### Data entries
***

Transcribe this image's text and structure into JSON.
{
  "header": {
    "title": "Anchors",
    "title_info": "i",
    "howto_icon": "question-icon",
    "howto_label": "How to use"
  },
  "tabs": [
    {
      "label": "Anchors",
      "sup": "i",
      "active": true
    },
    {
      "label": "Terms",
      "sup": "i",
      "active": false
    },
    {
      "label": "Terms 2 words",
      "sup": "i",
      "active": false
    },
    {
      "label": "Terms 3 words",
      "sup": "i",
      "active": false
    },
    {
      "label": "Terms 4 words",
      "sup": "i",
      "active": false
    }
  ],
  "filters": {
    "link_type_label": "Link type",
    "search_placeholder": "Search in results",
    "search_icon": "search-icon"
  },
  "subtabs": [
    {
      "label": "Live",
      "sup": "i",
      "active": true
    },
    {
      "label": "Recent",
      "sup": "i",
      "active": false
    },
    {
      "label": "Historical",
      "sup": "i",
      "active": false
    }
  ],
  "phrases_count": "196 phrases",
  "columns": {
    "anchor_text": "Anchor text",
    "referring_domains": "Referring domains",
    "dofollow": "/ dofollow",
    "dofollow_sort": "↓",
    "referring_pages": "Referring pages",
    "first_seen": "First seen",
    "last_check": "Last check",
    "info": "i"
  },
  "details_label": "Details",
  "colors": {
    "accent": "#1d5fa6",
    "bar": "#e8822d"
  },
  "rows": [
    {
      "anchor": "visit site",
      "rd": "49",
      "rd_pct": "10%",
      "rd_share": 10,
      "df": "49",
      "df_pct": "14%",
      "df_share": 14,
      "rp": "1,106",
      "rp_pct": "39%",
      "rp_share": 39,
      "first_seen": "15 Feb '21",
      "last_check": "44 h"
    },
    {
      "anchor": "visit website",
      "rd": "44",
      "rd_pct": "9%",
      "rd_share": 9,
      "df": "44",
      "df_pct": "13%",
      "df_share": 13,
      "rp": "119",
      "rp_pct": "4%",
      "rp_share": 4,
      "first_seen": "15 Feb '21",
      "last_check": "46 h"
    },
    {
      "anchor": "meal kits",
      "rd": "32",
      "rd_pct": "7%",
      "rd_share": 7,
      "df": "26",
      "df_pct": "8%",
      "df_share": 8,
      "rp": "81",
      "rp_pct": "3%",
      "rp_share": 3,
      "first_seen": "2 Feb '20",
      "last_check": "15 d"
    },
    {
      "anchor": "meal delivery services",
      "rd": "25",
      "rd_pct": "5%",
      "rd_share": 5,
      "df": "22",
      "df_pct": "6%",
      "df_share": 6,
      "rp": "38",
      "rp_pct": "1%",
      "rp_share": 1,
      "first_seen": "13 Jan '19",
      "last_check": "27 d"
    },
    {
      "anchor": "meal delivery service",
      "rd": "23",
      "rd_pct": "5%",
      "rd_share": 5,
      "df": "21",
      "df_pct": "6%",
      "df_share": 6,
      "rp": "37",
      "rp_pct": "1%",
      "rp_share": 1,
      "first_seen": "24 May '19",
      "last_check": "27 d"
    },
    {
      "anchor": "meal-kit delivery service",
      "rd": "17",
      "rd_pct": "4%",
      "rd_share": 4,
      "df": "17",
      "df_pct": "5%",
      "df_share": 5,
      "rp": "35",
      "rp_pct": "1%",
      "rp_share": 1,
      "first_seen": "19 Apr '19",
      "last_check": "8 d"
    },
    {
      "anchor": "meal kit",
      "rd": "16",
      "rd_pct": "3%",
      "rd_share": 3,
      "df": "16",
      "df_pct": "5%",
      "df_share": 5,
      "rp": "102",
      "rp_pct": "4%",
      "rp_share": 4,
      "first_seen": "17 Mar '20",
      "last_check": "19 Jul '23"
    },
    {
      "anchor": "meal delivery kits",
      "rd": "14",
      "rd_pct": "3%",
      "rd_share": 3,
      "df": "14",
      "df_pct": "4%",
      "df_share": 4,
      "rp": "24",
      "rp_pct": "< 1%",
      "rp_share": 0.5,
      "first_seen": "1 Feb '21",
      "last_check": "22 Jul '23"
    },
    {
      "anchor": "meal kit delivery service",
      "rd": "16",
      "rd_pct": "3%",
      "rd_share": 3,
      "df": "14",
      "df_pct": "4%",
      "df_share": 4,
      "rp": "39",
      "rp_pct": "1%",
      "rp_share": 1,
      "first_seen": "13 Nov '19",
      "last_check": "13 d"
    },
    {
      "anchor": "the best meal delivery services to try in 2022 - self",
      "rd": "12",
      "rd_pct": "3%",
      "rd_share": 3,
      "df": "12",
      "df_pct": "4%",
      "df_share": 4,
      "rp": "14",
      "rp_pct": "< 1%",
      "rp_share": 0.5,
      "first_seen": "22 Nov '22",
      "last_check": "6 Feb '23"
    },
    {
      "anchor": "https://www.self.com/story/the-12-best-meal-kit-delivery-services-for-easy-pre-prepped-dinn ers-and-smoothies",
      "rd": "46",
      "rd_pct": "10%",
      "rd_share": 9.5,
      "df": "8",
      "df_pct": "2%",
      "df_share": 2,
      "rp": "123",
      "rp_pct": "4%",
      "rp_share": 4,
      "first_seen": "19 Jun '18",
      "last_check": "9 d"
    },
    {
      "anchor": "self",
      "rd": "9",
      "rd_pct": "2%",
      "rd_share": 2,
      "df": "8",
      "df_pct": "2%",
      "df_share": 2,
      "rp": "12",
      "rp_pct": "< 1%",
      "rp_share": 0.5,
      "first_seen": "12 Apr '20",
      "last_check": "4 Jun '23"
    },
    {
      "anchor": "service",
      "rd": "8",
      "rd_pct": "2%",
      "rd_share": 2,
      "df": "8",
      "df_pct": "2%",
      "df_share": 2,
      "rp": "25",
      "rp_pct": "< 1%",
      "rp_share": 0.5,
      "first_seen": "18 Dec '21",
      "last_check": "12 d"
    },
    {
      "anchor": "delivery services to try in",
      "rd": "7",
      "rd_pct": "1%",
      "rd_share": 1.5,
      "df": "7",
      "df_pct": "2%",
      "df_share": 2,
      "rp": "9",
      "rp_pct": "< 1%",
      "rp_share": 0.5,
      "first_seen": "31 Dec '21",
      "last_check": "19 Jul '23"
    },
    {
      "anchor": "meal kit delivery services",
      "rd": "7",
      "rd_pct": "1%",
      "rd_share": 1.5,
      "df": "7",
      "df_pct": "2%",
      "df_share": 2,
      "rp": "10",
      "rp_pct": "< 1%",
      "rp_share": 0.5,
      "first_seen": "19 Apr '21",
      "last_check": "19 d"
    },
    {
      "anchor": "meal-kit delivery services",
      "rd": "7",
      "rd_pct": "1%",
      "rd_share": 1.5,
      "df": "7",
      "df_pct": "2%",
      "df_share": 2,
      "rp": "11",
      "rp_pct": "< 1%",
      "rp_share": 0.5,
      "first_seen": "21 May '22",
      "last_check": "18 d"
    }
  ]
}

***

### Objective
Every line above should be written out again exactly as it stands.

### Expected answer
Transcribe this image's text and structure into JSON.
{
  "header": {
    "title": "Anchors",
    "title_info": "i",
    "howto_icon": "question-icon",
    "howto_label": "How to use"
  },
  "tabs": [
    {
      "label": "Anchors",
      "sup": "i",
      "active": true
    },
    {
      "label": "Terms",
      "sup": "i",
      "active": false
    },
    {
      "label": "Terms 2 words",
      "sup": "i",
      "active": false
    },
    {
      "label": "Terms 3 words",
      "sup": "i",
      "active": false
    },
    {
      "label": "Terms 4 words",
      "sup": "i",
      "active": false
    }
  ],
  "filters": {
    "link_type_label": "Link type",
    "search_placeholder": "Search in results",
    "search_icon": "search-icon"
  },
  "subtabs": [
    {
      "label": "Live",
      "sup": "i",
      "active": true
    },
    {
      "label": "Recent",
      "sup": "i",
      "active": false
    },
    {
      "label": "Historical",
      "sup": "i",
      "active": false
    }
  ],
  "phrases_count": "196 phrases",
  "columns": {
    "anchor_text": "Anchor text",
    "referring_domains": "Referring domains",
    "dofollow": "/ dofollow",
    "dofollow_sort": "↓",
    "referring_pages": "Referring pages",
    "first_seen": "First seen",
    "last_check": "Last check",
    "info": "i"
  },
  "details_label": "Details",
  "colors": {
    "accent": "#1d5fa6",
    "bar": "#e8822d"
  },
  "rows": [
    {
      "anchor": "visit site",
      "rd": "49",
      "rd_pct": "10%",
      "rd_share": 10,
      "df": "49",
      "df_pct": "14%",
      "df_share": 14,
      "rp": "1,106",
      "rp_pct": "39%",
      "rp_share": 39,
      "first_seen": "15 Feb '21",
      "last_check": "44 h"
    },
    {
      "anchor": "visit website",
      "rd": "44",
      "rd_pct": "9%",
      "rd_share": 9,
      "df": "44",
      "df_pct": "13%",
      "df_share": 13,
      "rp": "119",
      "rp_pct": "4%",
      "rp_share": 4,
      "first_seen": "15 Feb '21",
      "last_check": "46 h"
    },
    {
      "anchor": "meal kits",
      "rd": "32",
      "rd_pct": "7%",
      "rd_share": 7,
      "df": "26",
      "df_pct": "8%",
      "df_share": 8,
      "rp": "81",
      "rp_pct": "3%",
      "rp_share": 3,
      "first_seen": "2 Feb '20",
      "last_check": "15 d"
    },
    {
      "anchor": "meal delivery services",
      "rd": "25",
      "rd_pct": "5%",
      "rd_share": 5,
      "df": "22",
      "df_pct": "6%",
      "df_share": 6,
      "rp": "38",
      "rp_pct": "1%",
      "rp_share": 1,
      "first_seen": "13 Jan '19",
      "last_check": "27 d"
    },
    {
      "anchor": "meal delivery service",
      "rd": "23",
      "rd_pct": "5%",
      "rd_share": 5,
      "df": "21",
      "df_pct": "6%",
      "df_share": 6,
      "rp": "37",
      "rp_pct": "1%",
      "rp_share": 1,
      "first_seen": "24 May '19",
      "last_check": "27 d"
    },
    {
      "anchor": "meal-kit delivery service",
      "rd": "17",
      "rd_pct": "4%",
      "rd_share": 4,
      "df": "17",
      "df_pct": "5%",
      "df_share": 5,
      "rp": "35",
      "rp_pct": "1%",
      "rp_share": 1,
      "first_seen": "19 Apr '19",
      "last_check": "8 d"
    },
    {
      "anchor": "meal kit",
      "rd": "16",
      "rd_pct": "3%",
      "rd_share": 3,
      "df": "16",
      "df_pct": "5%",
      "df_share": 5,
      "rp": "102",
      "rp_pct": "4%",
      "rp_share": 4,
      "first_seen": "17 Mar '20",
      "last_check": "19 Jul '23"
    },
    {
      "anchor": "meal delivery kits",
      "rd": "14",
      "rd_pct": "3%",
      "rd_share": 3,
      "df": "14",
      "df_pct": "4%",
      "df_share": 4,
      "rp": "24",
      "rp_pct": "< 1%",
      "rp_share": 0.5,
      "first_seen": "1 Feb '21",
      "last_check": "22 Jul '23"
    },
    {
      "anchor": "meal kit delivery service",
      "rd": "16",
      "rd_pct": "3%",
      "rd_share": 3,
      "df": "14",
      "df_pct": "4%",
      "df_share": 4,
      "rp": "39",
      "rp_pct": "1%",
      "rp_share": 1,
      "first_seen": "13 Nov '19",
      "last_check": "13 d"
    },
    {
      "anchor": "the best meal delivery services to try in 2022 - self",
      "rd": "12",
      "rd_pct": "3%",
      "rd_share": 3,
      "df": "12",
      "df_pct": "4%",
      "df_share": 4,
      "rp": "14",
      "rp_pct": "< 1%",
      "rp_share": 0.5,
      "first_seen": "22 Nov '22",
      "last_check": "6 Feb '23"
    },
    {
      "anchor": "https://www.self.com/story/the-12-best-meal-kit-delivery-services-for-easy-pre-prepped-dinn ers-and-smoothies",
      "rd": "46",
      "rd_pct": "10%",
      "rd_share": 9.5,
      "df": "8",
      "df_pct": "2%",
      "df_share": 2,
      "rp": "123",
      "rp_pct": "4%",
      "rp_share": 4,
      "first_seen": "19 Jun '18",
      "last_check": "9 d"
    },
    {
      "anchor": "self",
      "rd": "9",
      "rd_pct": "2%",
      "rd_share": 2,
      "df": "8",
      "df_pct": "2%",
      "df_share": 2,
      "rp": "12",
      "rp_pct": "< 1%",
      "rp_share": 0.5,
      "first_seen": "12 Apr '20",
      "last_check": "4 Jun '23"
    },
    {
      "anchor": "service",
      "rd": "8",
      "rd_pct": "2%",
      "rd_share": 2,
      "df": "8",
      "df_pct": "2%",
      "df_share": 2,
      "rp": "25",
      "rp_pct": "< 1%",
      "rp_share": 0.5,
      "first_seen": "18 Dec '21",
      "last_check": "12 d"
    },
    {
      "anchor": "delivery services to try in",
      "rd": "7",
      "rd_pct": "1%",
      "rd_share": 1.5,
      "df": "7",
      "df_pct": "2%",
      "df_share": 2,
      "rp": "9",
      "rp_pct": "< 1%",
      "rp_share": 0.5,
      "first_seen": "31 Dec '21",
      "last_check": "19 Jul '23"
    },
    {
      "anchor": "meal kit delivery services",
      "rd": "7",
      "rd_pct": "1%",
      "rd_share": 1.5,
      "df": "7",
      "df_pct": "2%",
      "df_share": 2,
      "rp": "10",
      "rp_pct": "< 1%",
      "rp_share": 0.5,
      "first_seen": "19 Apr '21",
      "last_check": "19 d"
    },
    {
      "anchor": "meal-kit delivery services",
      "rd": "7",
      "rd_pct": "1%",
      "rd_share": 1.5,
      "df": "7",
      "df_pct": "2%",
      "df_share": 2,
      "rp": "11",
      "rp_pct": "< 1%",
      "rp_share": 0.5,
      "first_seen": "21 May '22",
      "last_check": "18 d"
    }
  ]
}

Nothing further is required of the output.